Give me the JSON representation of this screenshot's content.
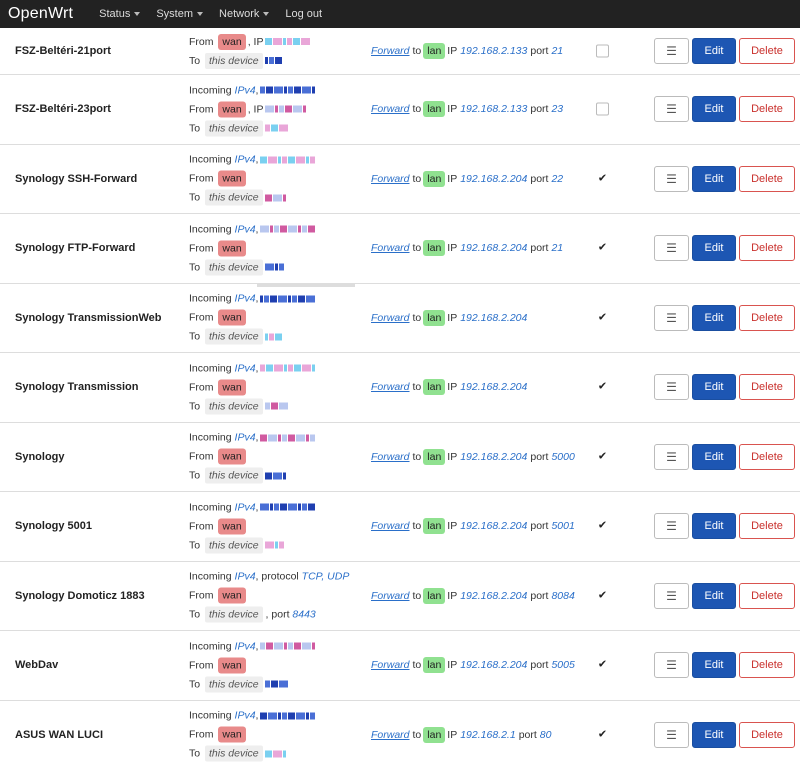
{
  "nav": {
    "brand": "OpenWrt",
    "items": [
      {
        "label": "Status",
        "dropdown": true
      },
      {
        "label": "System",
        "dropdown": true
      },
      {
        "label": "Network",
        "dropdown": true
      },
      {
        "label": "Log out",
        "dropdown": false
      }
    ]
  },
  "labels": {
    "incoming": "Incoming",
    "ipv4": "IPv4",
    "from": "From",
    "to": "To",
    "this_device": "this device",
    "forward": "Forward",
    "to_word": "to",
    "ip": "IP",
    "port": "port",
    "protocol": "protocol",
    "drag_icon": "☰",
    "edit": "Edit",
    "delete": "Delete"
  },
  "colors": {
    "wan": "#e88a8a",
    "lan": "#90e190",
    "edit": "#1d56b3",
    "delete": "#d9534f",
    "link": "#2a6fc9"
  },
  "rules": [
    {
      "name": "FSZ-Beltéri-21port",
      "incoming": false,
      "from_zone": "wan",
      "from_ip": true,
      "to_port": "",
      "protocol": "",
      "dest_zone": "lan",
      "dest_ip": "192.168.2.133",
      "dest_port": "21",
      "enabled": false
    },
    {
      "name": "FSZ-Beltéri-23port",
      "incoming": true,
      "from_zone": "wan",
      "from_ip": true,
      "to_port": "",
      "protocol": "",
      "dest_zone": "lan",
      "dest_ip": "192.168.2.133",
      "dest_port": "23",
      "enabled": false
    },
    {
      "name": "Synology SSH-Forward",
      "incoming": true,
      "from_zone": "wan",
      "from_ip": false,
      "to_port": "",
      "protocol": "",
      "dest_zone": "lan",
      "dest_ip": "192.168.2.204",
      "dest_port": "22",
      "enabled": true
    },
    {
      "name": "Synology FTP-Forward",
      "incoming": true,
      "from_zone": "wan",
      "from_ip": false,
      "to_port": "",
      "protocol": "",
      "dest_zone": "lan",
      "dest_ip": "192.168.2.204",
      "dest_port": "21",
      "enabled": true
    },
    {
      "name": "Synology TransmissionWeb",
      "incoming": true,
      "from_zone": "wan",
      "from_ip": false,
      "to_port": "",
      "protocol": "",
      "dest_zone": "lan",
      "dest_ip": "192.168.2.204",
      "dest_port": "",
      "enabled": true
    },
    {
      "name": "Synology Transmission",
      "incoming": true,
      "from_zone": "wan",
      "from_ip": false,
      "to_port": "",
      "protocol": "",
      "dest_zone": "lan",
      "dest_ip": "192.168.2.204",
      "dest_port": "",
      "enabled": true
    },
    {
      "name": "Synology",
      "incoming": true,
      "from_zone": "wan",
      "from_ip": false,
      "to_port": "",
      "protocol": "",
      "dest_zone": "lan",
      "dest_ip": "192.168.2.204",
      "dest_port": "5000",
      "enabled": true
    },
    {
      "name": "Synology 5001",
      "incoming": true,
      "from_zone": "wan",
      "from_ip": false,
      "to_port": "",
      "protocol": "",
      "dest_zone": "lan",
      "dest_ip": "192.168.2.204",
      "dest_port": "5001",
      "enabled": true
    },
    {
      "name": "Synology Domoticz 1883",
      "incoming": true,
      "from_zone": "wan",
      "from_ip": false,
      "to_port": "8443",
      "protocol": "TCP, UDP",
      "dest_zone": "lan",
      "dest_ip": "192.168.2.204",
      "dest_port": "8084",
      "enabled": true
    },
    {
      "name": "WebDav",
      "incoming": true,
      "from_zone": "wan",
      "from_ip": false,
      "to_port": "",
      "protocol": "",
      "dest_zone": "lan",
      "dest_ip": "192.168.2.204",
      "dest_port": "5005",
      "enabled": true
    },
    {
      "name": "ASUS WAN LUCI",
      "incoming": true,
      "from_zone": "wan",
      "from_ip": false,
      "to_port": "",
      "protocol": "",
      "dest_zone": "lan",
      "dest_ip": "192.168.2.1",
      "dest_port": "80",
      "enabled": true
    }
  ]
}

———

* [The problem]:
Quote the preceding listing precisely and completely, omitting its images.

* [Worked solution]:
Give me the JSON representation of this screenshot's content.
{
  "nav": {
    "brand": "OpenWrt",
    "items": [
      {
        "label": "Status",
        "dropdown": true
      },
      {
        "label": "System",
        "dropdown": true
      },
      {
        "label": "Network",
        "dropdown": true
      },
      {
        "label": "Log out",
        "dropdown": false
      }
    ]
  },
  "labels": {
    "incoming": "Incoming",
    "ipv4": "IPv4",
    "from": "From",
    "to": "To",
    "this_device": "this device",
    "forward": "Forward",
    "to_word": "to",
    "ip": "IP",
    "port": "port",
    "protocol": "protocol",
    "drag_icon": "☰",
    "edit": "Edit",
    "delete": "Delete"
  },
  "colors": {
    "wan": "#e88a8a",
    "lan": "#90e190",
    "edit": "#1d56b3",
    "delete": "#d9534f",
    "link": "#2a6fc9"
  },
  "rules": [
    {
      "name": "FSZ-Beltéri-21port",
      "incoming": false,
      "from_zone": "wan",
      "from_ip": true,
      "to_port": "",
      "protocol": "",
      "dest_zone": "lan",
      "dest_ip": "192.168.2.133",
      "dest_port": "21",
      "enabled": false
    },
    {
      "name": "FSZ-Beltéri-23port",
      "incoming": true,
      "from_zone": "wan",
      "from_ip": true,
      "to_port": "",
      "protocol": "",
      "dest_zone": "lan",
      "dest_ip": "192.168.2.133",
      "dest_port": "23",
      "enabled": false
    },
    {
      "name": "Synology SSH-Forward",
      "incoming": true,
      "from_zone": "wan",
      "from_ip": false,
      "to_port": "",
      "protocol": "",
      "dest_zone": "lan",
      "dest_ip": "192.168.2.204",
      "dest_port": "22",
      "enabled": true
    },
    {
      "name": "Synology FTP-Forward",
      "incoming": true,
      "from_zone": "wan",
      "from_ip": false,
      "to_port": "",
      "protocol": "",
      "dest_zone": "lan",
      "dest_ip": "192.168.2.204",
      "dest_port": "21",
      "enabled": true
    },
    {
      "name": "Synology TransmissionWeb",
      "incoming": true,
      "from_zone": "wan",
      "from_ip": false,
      "to_port": "",
      "protocol": "",
      "dest_zone": "lan",
      "dest_ip": "192.168.2.204",
      "dest_port": "",
      "enabled": true
    },
    {
      "name": "Synology Transmission",
      "incoming": true,
      "from_zone": "wan",
      "from_ip": false,
      "to_port": "",
      "protocol": "",
      "dest_zone": "lan",
      "dest_ip": "192.168.2.204",
      "dest_port": "",
      "enabled": true
    },
    {
      "name": "Synology",
      "incoming": true,
      "from_zone": "wan",
      "from_ip": false,
      "to_port": "",
      "protocol": "",
      "dest_zone": "lan",
      "dest_ip": "192.168.2.204",
      "dest_port": "5000",
      "enabled": true
    },
    {
      "name": "Synology 5001",
      "incoming": true,
      "from_zone": "wan",
      "from_ip": false,
      "to_port": "",
      "protocol": "",
      "dest_zone": "lan",
      "dest_ip": "192.168.2.204",
      "dest_port": "5001",
      "enabled": true
    },
    {
      "name": "Synology Domoticz 1883",
      "incoming": true,
      "from_zone": "wan",
      "from_ip": false,
      "to_port": "8443",
      "protocol": "TCP, UDP",
      "dest_zone": "lan",
      "dest_ip": "192.168.2.204",
      "dest_port": "8084",
      "enabled": true
    },
    {
      "name": "WebDav",
      "incoming": true,
      "from_zone": "wan",
      "from_ip": false,
      "to_port": "",
      "protocol": "",
      "dest_zone": "lan",
      "dest_ip": "192.168.2.204",
      "dest_port": "5005",
      "enabled": true
    },
    {
      "name": "ASUS WAN LUCI",
      "incoming": true,
      "from_zone": "wan",
      "from_ip": false,
      "to_port": "",
      "protocol": "",
      "dest_zone": "lan",
      "dest_ip": "192.168.2.1",
      "dest_port": "80",
      "enabled": true
    }
  ]
}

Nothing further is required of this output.